[Raw records]
┏━━
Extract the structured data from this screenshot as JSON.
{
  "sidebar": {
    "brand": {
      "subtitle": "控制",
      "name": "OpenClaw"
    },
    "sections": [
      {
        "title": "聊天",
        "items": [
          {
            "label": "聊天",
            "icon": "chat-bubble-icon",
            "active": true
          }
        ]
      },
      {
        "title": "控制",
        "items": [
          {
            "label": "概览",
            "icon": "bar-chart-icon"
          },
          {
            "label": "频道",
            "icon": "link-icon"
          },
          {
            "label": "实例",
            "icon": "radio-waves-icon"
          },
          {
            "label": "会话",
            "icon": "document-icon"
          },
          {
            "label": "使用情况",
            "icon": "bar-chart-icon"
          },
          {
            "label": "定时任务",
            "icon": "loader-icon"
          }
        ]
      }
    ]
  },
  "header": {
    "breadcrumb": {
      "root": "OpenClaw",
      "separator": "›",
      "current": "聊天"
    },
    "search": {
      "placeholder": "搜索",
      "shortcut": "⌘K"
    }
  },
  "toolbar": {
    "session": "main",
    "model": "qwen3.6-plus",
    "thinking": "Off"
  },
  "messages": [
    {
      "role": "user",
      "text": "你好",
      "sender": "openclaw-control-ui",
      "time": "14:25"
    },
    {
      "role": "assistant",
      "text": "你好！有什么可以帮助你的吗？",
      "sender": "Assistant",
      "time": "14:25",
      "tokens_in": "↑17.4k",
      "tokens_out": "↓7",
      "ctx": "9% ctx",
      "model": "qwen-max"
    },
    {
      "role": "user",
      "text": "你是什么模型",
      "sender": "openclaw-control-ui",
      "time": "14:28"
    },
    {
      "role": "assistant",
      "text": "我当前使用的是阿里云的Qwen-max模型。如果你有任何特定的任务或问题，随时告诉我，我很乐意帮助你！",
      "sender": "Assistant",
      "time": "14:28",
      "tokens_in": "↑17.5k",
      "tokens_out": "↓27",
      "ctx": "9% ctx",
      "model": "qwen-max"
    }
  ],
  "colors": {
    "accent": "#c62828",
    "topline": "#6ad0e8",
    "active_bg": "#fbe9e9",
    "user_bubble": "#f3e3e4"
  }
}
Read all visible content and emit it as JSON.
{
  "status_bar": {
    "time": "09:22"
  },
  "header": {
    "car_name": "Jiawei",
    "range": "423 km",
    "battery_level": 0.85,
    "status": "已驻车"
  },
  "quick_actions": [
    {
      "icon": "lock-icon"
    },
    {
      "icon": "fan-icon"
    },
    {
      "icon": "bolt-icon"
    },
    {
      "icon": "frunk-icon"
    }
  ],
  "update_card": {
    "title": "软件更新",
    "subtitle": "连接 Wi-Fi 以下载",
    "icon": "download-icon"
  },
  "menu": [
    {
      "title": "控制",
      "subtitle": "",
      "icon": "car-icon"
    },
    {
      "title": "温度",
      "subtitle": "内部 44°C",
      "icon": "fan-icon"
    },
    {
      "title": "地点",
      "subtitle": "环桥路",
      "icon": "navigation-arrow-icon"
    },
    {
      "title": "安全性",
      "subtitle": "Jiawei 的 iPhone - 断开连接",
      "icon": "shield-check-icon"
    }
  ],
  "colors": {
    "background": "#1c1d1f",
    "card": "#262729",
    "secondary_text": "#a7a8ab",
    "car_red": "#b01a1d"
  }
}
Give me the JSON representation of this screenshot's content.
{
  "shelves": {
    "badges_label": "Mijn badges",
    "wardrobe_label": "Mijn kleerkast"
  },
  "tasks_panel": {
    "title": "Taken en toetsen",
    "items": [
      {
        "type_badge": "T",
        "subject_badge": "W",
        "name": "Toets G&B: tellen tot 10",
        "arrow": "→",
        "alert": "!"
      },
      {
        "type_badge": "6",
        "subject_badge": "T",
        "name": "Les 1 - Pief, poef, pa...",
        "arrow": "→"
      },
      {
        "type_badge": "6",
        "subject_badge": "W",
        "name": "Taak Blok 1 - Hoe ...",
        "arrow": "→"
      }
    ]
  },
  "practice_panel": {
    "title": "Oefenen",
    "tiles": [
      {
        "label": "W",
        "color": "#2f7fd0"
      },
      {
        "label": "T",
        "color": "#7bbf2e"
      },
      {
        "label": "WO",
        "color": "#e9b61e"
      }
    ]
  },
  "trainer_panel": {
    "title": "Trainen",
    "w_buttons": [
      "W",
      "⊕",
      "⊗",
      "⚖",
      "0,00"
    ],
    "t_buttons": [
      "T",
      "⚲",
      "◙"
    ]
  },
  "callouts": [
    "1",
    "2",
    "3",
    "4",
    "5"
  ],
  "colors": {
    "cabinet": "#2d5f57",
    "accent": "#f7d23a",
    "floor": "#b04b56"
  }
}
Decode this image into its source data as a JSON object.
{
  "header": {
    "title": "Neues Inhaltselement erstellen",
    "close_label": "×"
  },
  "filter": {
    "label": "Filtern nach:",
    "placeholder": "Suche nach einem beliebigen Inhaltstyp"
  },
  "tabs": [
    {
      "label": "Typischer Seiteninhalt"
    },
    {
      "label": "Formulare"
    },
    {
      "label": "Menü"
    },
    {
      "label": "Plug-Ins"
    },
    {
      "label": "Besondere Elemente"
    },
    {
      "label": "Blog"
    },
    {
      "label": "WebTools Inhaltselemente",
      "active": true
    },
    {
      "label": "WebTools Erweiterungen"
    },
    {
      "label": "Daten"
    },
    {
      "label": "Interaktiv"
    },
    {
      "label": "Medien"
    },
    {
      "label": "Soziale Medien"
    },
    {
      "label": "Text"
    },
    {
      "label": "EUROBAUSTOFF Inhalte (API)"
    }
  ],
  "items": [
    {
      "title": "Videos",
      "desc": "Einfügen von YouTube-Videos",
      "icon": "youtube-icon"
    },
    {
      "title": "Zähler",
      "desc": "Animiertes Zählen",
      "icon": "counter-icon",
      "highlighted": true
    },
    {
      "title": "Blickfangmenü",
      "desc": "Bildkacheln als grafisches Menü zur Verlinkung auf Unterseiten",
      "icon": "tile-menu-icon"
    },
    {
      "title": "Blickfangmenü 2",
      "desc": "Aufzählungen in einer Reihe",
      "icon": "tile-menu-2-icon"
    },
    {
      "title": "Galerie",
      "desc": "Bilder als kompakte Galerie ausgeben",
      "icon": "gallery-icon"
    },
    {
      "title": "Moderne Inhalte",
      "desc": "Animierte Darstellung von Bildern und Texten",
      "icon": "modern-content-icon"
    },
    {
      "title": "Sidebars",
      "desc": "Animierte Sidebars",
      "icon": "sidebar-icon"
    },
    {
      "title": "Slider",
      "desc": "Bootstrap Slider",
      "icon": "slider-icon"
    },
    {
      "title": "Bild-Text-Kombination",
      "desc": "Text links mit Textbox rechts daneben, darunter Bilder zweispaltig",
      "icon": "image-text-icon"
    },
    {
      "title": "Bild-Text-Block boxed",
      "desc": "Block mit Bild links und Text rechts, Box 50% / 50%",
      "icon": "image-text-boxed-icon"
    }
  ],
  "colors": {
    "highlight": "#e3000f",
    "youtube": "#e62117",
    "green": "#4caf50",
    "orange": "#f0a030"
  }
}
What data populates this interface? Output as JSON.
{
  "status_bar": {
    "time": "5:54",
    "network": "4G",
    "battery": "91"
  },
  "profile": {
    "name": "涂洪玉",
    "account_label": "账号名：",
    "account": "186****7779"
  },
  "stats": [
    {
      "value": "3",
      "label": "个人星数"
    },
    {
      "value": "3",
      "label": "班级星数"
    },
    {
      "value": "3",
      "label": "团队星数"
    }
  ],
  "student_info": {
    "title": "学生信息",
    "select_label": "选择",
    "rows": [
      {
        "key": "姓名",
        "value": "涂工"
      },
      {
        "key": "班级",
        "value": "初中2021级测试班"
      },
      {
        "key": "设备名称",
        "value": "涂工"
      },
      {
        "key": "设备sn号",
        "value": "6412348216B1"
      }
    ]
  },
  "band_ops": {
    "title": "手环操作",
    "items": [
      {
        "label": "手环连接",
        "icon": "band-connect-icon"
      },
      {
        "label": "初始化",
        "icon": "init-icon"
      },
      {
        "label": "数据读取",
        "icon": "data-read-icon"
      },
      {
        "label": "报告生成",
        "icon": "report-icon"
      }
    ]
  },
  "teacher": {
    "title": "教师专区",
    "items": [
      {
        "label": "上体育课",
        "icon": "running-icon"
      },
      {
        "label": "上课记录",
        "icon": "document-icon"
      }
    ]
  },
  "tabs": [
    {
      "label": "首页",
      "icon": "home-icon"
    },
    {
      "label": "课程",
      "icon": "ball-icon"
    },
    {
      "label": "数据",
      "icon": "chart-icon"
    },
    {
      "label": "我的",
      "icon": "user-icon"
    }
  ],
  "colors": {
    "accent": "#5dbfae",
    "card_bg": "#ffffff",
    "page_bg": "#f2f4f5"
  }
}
┗━━
Select every line of the material above holding the word "JSON" and copy it.

Extract the structured data from this screenshot as JSON.
Read all visible content and emit it as JSON.
Give me the JSON representation of this screenshot's content.
Decode this image into its source data as a JSON object.
What data populates this interface? Output as JSON.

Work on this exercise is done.